▶ _Written problem_:
Copy every line from the records below that holds the word "diameter".

▶ _Records from a dataset_:
::::

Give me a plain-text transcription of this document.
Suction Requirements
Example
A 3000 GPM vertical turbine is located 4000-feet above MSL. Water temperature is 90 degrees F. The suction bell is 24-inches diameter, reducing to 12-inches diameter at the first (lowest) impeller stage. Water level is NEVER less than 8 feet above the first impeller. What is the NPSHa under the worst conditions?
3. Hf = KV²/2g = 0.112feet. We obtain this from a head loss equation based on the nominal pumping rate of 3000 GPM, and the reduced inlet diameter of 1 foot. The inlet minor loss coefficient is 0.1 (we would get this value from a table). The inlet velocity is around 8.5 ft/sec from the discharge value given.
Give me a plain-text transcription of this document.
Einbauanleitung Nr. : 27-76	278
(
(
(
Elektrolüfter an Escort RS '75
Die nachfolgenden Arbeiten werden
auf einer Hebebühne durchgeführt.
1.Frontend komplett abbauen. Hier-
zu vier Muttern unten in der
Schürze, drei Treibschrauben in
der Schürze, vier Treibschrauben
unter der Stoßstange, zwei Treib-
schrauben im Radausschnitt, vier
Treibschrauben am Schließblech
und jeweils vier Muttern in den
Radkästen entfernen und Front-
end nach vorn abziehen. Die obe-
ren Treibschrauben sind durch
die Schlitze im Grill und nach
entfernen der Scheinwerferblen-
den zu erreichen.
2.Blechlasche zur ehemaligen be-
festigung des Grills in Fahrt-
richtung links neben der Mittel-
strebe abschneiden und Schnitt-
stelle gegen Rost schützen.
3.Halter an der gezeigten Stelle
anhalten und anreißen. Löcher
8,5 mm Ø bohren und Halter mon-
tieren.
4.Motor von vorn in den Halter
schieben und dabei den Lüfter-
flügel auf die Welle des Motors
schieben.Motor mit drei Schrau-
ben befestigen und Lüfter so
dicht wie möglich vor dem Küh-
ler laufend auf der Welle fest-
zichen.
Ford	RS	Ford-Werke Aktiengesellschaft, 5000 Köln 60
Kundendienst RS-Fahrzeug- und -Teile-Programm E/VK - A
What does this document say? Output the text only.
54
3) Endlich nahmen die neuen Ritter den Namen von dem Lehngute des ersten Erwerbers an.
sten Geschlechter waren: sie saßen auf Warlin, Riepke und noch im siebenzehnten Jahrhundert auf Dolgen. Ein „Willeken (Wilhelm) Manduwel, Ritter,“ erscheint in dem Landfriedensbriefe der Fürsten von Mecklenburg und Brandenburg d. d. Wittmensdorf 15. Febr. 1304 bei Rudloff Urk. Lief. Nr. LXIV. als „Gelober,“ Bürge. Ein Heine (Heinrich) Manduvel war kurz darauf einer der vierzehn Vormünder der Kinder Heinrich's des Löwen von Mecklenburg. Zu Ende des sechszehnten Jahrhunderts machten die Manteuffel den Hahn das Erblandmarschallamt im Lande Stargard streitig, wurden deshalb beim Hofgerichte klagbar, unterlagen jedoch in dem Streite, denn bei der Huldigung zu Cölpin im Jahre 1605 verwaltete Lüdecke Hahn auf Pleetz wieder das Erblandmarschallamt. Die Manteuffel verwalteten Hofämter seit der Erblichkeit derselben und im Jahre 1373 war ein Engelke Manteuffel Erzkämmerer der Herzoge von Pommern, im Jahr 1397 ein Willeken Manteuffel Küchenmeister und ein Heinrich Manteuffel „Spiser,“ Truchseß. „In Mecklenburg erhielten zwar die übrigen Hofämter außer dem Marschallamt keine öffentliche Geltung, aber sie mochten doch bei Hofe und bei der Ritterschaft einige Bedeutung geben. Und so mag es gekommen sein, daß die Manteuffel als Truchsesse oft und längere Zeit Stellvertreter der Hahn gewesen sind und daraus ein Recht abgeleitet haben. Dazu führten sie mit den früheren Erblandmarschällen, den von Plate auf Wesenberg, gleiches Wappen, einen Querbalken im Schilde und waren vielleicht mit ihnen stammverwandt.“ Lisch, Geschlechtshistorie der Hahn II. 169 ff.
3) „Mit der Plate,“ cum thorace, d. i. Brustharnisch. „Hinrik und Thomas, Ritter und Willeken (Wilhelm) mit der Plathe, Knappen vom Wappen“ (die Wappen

::::

▶ _Answer in full_:
A 3000 GPM vertical turbine is located 4000-feet above MSL. Water temperature is 90 degrees F. The suction bell is 24-inches diameter, reducing to 12-inches diameter at the first (lowest) impeller stage. Water level is NEVER less than 8 feet above the first impeller. What is the NPSHa under the worst conditions?
3. Hf = KV²/2g = 0.112feet. We obtain this from a head loss equation based on the nominal pumping rate of 3000 GPM, and the reduced inlet diameter of 1 foot. The inlet minor loss coefficient is 0.1 (we would get this value from a table). The inlet velocity is around 8.5 ft/sec from the discharge value given.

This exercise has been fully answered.